WHAT IS NEEDED
Without the pictures, print each of the records below exactly as it appears.

RECORDS PROVIDED
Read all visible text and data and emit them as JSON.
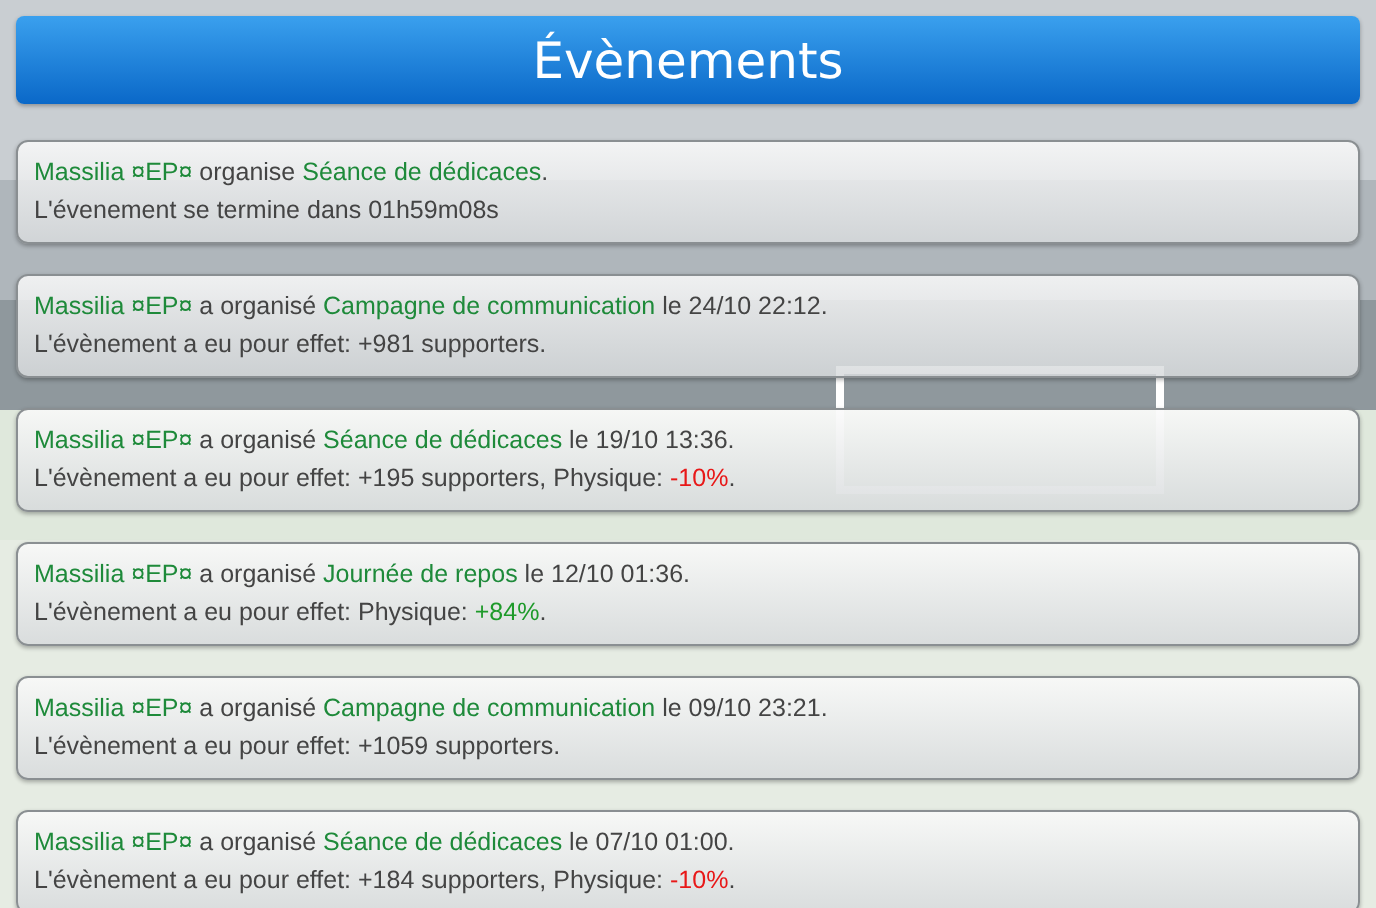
{
  "title": "Évènements",
  "events": [
    {
      "lines": [
        [
          {
            "kind": "highlight",
            "text": "Massilia ¤EP¤"
          },
          {
            "kind": "plain",
            "text": " organise "
          },
          {
            "kind": "highlight",
            "text": "Séance de dédicaces"
          },
          {
            "kind": "plain",
            "text": "."
          }
        ],
        [
          {
            "kind": "plain",
            "text": "L'évenement se termine dans 01h59m08s"
          }
        ]
      ]
    },
    {
      "lines": [
        [
          {
            "kind": "highlight",
            "text": "Massilia ¤EP¤"
          },
          {
            "kind": "plain",
            "text": " a organisé "
          },
          {
            "kind": "highlight",
            "text": "Campagne de communication"
          },
          {
            "kind": "plain",
            "text": " le 24/10 22:12."
          }
        ],
        [
          {
            "kind": "plain",
            "text": "L'évènement a eu pour effet: +981 supporters."
          }
        ]
      ]
    },
    {
      "lines": [
        [
          {
            "kind": "highlight",
            "text": "Massilia ¤EP¤"
          },
          {
            "kind": "plain",
            "text": " a organisé "
          },
          {
            "kind": "highlight",
            "text": "Séance de dédicaces"
          },
          {
            "kind": "plain",
            "text": " le 19/10 13:36."
          }
        ],
        [
          {
            "kind": "plain",
            "text": "L'évènement a eu pour effet: +195 supporters, Physique: "
          },
          {
            "kind": "negative",
            "text": "-10%"
          },
          {
            "kind": "plain",
            "text": "."
          }
        ]
      ]
    },
    {
      "lines": [
        [
          {
            "kind": "highlight",
            "text": "Massilia ¤EP¤"
          },
          {
            "kind": "plain",
            "text": " a organisé "
          },
          {
            "kind": "highlight",
            "text": "Journée de repos"
          },
          {
            "kind": "plain",
            "text": " le 12/10 01:36."
          }
        ],
        [
          {
            "kind": "plain",
            "text": "L'évènement a eu pour effet: Physique: "
          },
          {
            "kind": "positive",
            "text": "+84%"
          },
          {
            "kind": "plain",
            "text": "."
          }
        ]
      ]
    },
    {
      "lines": [
        [
          {
            "kind": "highlight",
            "text": "Massilia ¤EP¤"
          },
          {
            "kind": "plain",
            "text": " a organisé "
          },
          {
            "kind": "highlight",
            "text": "Campagne de communication"
          },
          {
            "kind": "plain",
            "text": " le 09/10 23:21."
          }
        ],
        [
          {
            "kind": "plain",
            "text": "L'évènement a eu pour effet: +1059 supporters."
          }
        ]
      ]
    },
    {
      "lines": [
        [
          {
            "kind": "highlight",
            "text": "Massilia ¤EP¤"
          },
          {
            "kind": "plain",
            "text": " a organisé "
          },
          {
            "kind": "highlight",
            "text": "Séance de dédicaces"
          },
          {
            "kind": "plain",
            "text": " le 07/10 01:00."
          }
        ],
        [
          {
            "kind": "plain",
            "text": "L'évènement a eu pour effet: +184 supporters, Physique: "
          },
          {
            "kind": "negative",
            "text": "-10%"
          },
          {
            "kind": "plain",
            "text": "."
          }
        ]
      ]
    }
  ]
}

EXPECTED ANSWER
Read all visible text and data and emit them as JSON.
{
  "title": "Évènements",
  "events": [
    {
      "lines": [
        [
          {
            "kind": "highlight",
            "text": "Massilia ¤EP¤"
          },
          {
            "kind": "plain",
            "text": " organise "
          },
          {
            "kind": "highlight",
            "text": "Séance de dédicaces"
          },
          {
            "kind": "plain",
            "text": "."
          }
        ],
        [
          {
            "kind": "plain",
            "text": "L'évenement se termine dans 01h59m08s"
          }
        ]
      ]
    },
    {
      "lines": [
        [
          {
            "kind": "highlight",
            "text": "Massilia ¤EP¤"
          },
          {
            "kind": "plain",
            "text": " a organisé "
          },
          {
            "kind": "highlight",
            "text": "Campagne de communication"
          },
          {
            "kind": "plain",
            "text": " le 24/10 22:12."
          }
        ],
        [
          {
            "kind": "plain",
            "text": "L'évènement a eu pour effet: +981 supporters."
          }
        ]
      ]
    },
    {
      "lines": [
        [
          {
            "kind": "highlight",
            "text": "Massilia ¤EP¤"
          },
          {
            "kind": "plain",
            "text": " a organisé "
          },
          {
            "kind": "highlight",
            "text": "Séance de dédicaces"
          },
          {
            "kind": "plain",
            "text": " le 19/10 13:36."
          }
        ],
        [
          {
            "kind": "plain",
            "text": "L'évènement a eu pour effet: +195 supporters, Physique: "
          },
          {
            "kind": "negative",
            "text": "-10%"
          },
          {
            "kind": "plain",
            "text": "."
          }
        ]
      ]
    },
    {
      "lines": [
        [
          {
            "kind": "highlight",
            "text": "Massilia ¤EP¤"
          },
          {
            "kind": "plain",
            "text": " a organisé "
          },
          {
            "kind": "highlight",
            "text": "Journée de repos"
          },
          {
            "kind": "plain",
            "text": " le 12/10 01:36."
          }
        ],
        [
          {
            "kind": "plain",
            "text": "L'évènement a eu pour effet: Physique: "
          },
          {
            "kind": "positive",
            "text": "+84%"
          },
          {
            "kind": "plain",
            "text": "."
          }
        ]
      ]
    },
    {
      "lines": [
        [
          {
            "kind": "highlight",
            "text": "Massilia ¤EP¤"
          },
          {
            "kind": "plain",
            "text": " a organisé "
          },
          {
            "kind": "highlight",
            "text": "Campagne de communication"
          },
          {
            "kind": "plain",
            "text": " le 09/10 23:21."
          }
        ],
        [
          {
            "kind": "plain",
            "text": "L'évènement a eu pour effet: +1059 supporters."
          }
        ]
      ]
    },
    {
      "lines": [
        [
          {
            "kind": "highlight",
            "text": "Massilia ¤EP¤"
          },
          {
            "kind": "plain",
            "text": " a organisé "
          },
          {
            "kind": "highlight",
            "text": "Séance de dédicaces"
          },
          {
            "kind": "plain",
            "text": " le 07/10 01:00."
          }
        ],
        [
          {
            "kind": "plain",
            "text": "L'évènement a eu pour effet: +184 supporters, Physique: "
          },
          {
            "kind": "negative",
            "text": "-10%"
          },
          {
            "kind": "plain",
            "text": "."
          }
        ]
      ]
    }
  ]
}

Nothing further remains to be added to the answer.